===== INFORMATION SHOWN =====
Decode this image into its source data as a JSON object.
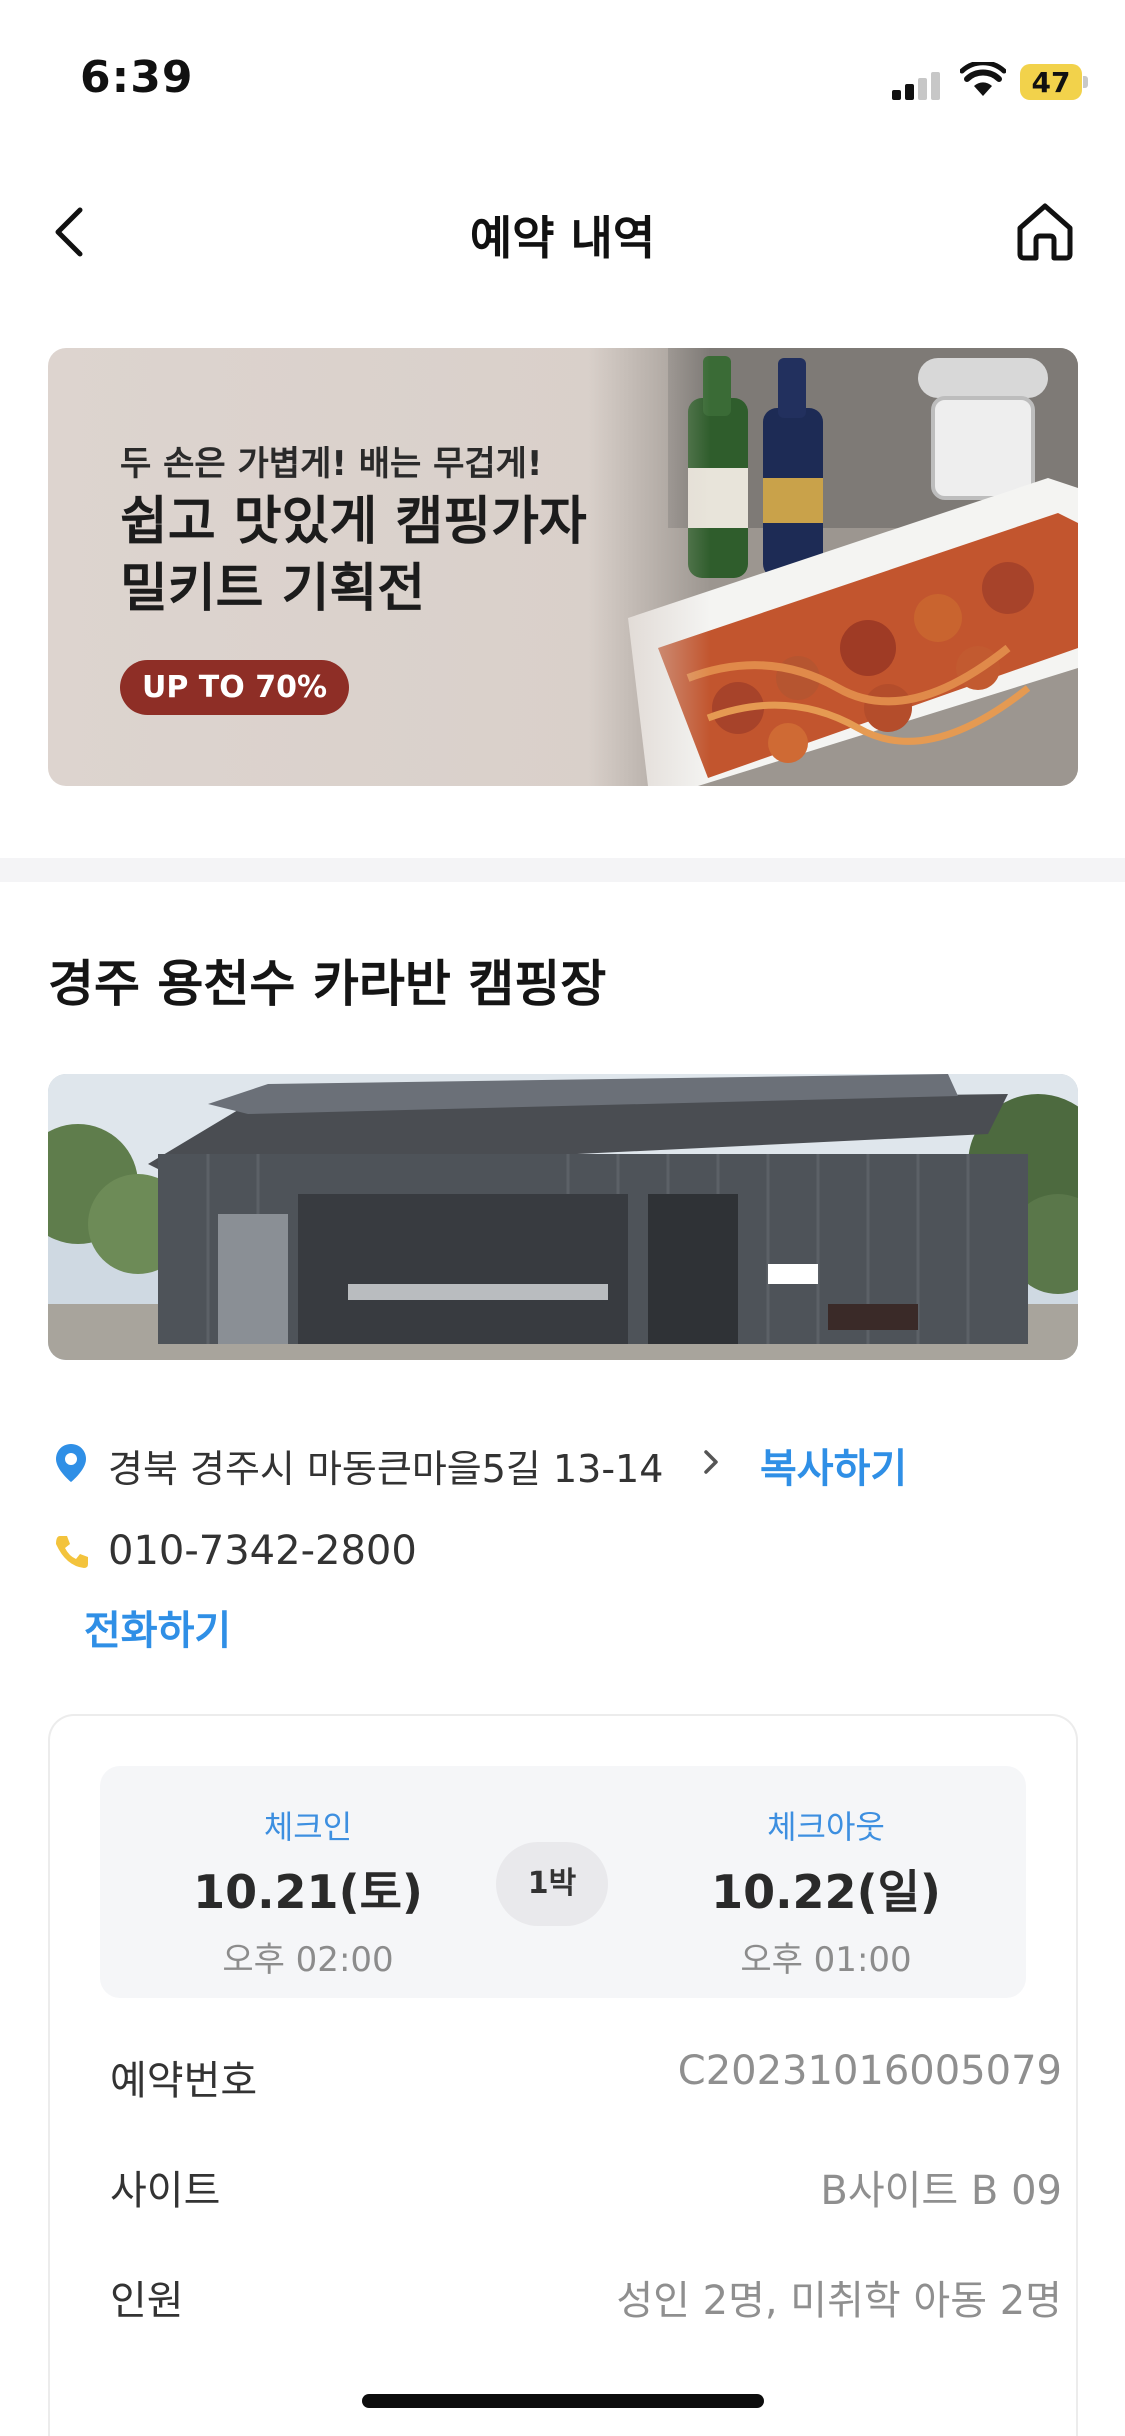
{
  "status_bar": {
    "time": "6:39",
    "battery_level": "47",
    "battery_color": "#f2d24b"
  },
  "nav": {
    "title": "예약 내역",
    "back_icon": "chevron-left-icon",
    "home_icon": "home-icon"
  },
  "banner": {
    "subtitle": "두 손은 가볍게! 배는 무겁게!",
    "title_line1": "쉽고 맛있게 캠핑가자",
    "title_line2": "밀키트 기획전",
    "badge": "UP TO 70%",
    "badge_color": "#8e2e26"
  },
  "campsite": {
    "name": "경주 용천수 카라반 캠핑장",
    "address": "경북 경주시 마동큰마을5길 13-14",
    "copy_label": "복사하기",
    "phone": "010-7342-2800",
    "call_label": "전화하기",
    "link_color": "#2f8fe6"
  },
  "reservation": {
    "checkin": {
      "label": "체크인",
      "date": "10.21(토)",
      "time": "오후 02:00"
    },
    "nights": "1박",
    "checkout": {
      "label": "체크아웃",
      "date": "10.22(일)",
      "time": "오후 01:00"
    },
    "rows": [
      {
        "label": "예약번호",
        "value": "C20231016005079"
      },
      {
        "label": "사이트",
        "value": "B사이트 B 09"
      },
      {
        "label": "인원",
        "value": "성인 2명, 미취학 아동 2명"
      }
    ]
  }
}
=====
A line counts if it holds the word "icon". How many lines of the entries count? Give the number only.

2